Dataset items:
===

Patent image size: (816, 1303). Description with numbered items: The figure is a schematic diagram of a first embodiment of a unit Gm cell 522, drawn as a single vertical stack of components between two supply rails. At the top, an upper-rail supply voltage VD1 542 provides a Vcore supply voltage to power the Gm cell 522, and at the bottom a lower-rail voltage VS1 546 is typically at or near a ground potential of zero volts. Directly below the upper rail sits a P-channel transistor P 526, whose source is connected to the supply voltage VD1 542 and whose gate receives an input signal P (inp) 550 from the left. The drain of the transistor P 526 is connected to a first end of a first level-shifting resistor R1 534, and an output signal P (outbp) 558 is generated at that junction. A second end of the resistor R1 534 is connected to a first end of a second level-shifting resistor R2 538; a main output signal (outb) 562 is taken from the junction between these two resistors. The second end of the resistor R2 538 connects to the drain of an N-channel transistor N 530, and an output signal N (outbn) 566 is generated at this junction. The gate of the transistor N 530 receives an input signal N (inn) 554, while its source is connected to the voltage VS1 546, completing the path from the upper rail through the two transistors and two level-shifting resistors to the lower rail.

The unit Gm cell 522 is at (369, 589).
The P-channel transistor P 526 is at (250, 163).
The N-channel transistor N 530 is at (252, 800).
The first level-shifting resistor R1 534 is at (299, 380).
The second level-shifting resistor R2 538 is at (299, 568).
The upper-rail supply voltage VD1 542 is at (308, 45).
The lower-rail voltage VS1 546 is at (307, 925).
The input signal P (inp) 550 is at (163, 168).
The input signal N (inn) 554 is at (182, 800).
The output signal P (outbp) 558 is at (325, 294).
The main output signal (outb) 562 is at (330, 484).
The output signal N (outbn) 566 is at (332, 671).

===

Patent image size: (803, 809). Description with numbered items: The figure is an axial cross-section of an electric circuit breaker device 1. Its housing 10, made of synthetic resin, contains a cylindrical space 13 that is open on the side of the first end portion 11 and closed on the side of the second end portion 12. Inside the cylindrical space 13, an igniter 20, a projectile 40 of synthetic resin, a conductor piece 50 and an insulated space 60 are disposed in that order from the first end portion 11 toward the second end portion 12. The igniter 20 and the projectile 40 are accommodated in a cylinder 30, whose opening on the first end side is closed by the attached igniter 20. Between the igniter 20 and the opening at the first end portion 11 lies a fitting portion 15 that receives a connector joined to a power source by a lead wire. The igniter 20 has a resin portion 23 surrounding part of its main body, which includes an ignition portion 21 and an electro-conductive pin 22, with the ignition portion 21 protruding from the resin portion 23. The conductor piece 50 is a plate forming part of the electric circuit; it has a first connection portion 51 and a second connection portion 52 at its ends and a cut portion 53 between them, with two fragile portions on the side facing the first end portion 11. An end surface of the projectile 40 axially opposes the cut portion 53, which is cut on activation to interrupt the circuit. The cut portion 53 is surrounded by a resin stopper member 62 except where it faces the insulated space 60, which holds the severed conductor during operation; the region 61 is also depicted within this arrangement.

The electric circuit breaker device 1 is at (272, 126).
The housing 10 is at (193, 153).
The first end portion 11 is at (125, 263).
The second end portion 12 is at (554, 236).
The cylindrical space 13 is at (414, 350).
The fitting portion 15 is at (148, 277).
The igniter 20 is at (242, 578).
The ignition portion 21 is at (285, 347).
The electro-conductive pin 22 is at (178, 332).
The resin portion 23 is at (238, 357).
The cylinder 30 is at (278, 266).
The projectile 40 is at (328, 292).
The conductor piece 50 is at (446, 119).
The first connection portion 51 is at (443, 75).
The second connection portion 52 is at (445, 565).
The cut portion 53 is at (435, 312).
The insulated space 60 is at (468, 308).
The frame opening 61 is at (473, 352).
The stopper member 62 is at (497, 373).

===

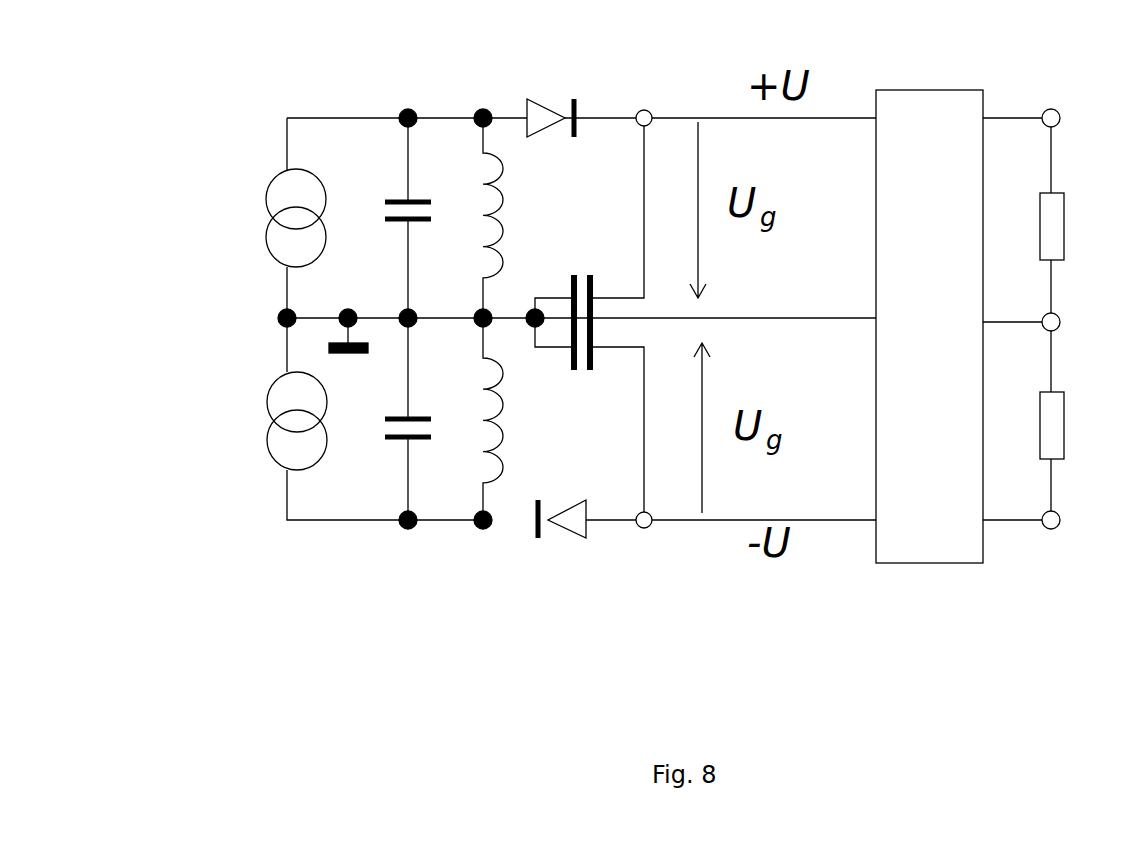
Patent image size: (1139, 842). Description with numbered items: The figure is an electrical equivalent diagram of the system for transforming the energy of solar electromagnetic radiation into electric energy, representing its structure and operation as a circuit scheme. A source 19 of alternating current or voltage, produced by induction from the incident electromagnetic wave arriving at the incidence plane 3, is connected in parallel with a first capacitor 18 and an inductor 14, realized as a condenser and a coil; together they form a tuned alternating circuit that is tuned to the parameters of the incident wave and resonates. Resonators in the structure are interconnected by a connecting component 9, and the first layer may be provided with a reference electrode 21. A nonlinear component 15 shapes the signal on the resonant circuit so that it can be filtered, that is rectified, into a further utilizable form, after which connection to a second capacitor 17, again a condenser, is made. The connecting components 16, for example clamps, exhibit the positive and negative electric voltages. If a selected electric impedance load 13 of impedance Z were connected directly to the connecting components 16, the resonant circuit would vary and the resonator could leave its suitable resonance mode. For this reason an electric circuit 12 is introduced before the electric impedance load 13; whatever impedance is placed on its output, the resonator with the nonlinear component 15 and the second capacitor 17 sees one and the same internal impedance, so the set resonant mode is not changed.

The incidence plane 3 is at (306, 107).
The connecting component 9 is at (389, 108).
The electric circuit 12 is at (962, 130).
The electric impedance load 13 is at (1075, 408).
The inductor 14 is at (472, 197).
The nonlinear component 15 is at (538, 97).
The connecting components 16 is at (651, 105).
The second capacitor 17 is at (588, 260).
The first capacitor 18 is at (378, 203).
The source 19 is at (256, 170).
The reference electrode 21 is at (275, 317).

===

*EXERCISE REQUIREMENTS*. Format the lines from the line with "Patent image size: (816, 1303)." up to and including the line with "The unit Gm cell 522 is at (369, 589)." as a JSON list of strings, one string per line, leaving out blank lines.

*CORRECT OUTPUT*.
[
  "Patent image size: (816, 1303). Description with numbered items: The figure is a schematic diagram of a first embodiment of a unit Gm cell 522, drawn as a single vertical stack of components between two supply rails. At the top, an upper-rail supply voltage VD1 542 provides a Vcore supply voltage to power the Gm cell 522, and at the bottom a lower-rail voltage VS1 546 is typically at or near a ground potential of zero volts. Directly below the upper rail sits a P-channel transistor P 526, whose source is connected to the supply voltage VD1 542 and whose gate receives an input signal P (inp) 550 from the left. The drain of the transistor P 526 is connected to a first end of a first level-shifting resistor R1 534, and an output signal P (outbp) 558 is generated at that junction. A second end of the resistor R1 534 is connected to a first end of a second level-shifting resistor R2 538; a main output signal (outb) 562 is taken from the junction between these two resistors. The second end of the resistor R2 538 connects to the drain of an N-channel transistor N 530, and an output signal N (outbn) 566 is generated at this junction. The gate of the transistor N 530 receives an input signal N (inn) 554, while its source is connected to the voltage VS1 546, completing the path from the upper rail through the two transistors and two level-shifting resistors to the lower rail.",
  "The unit Gm cell 522 is at (369, 589)."
]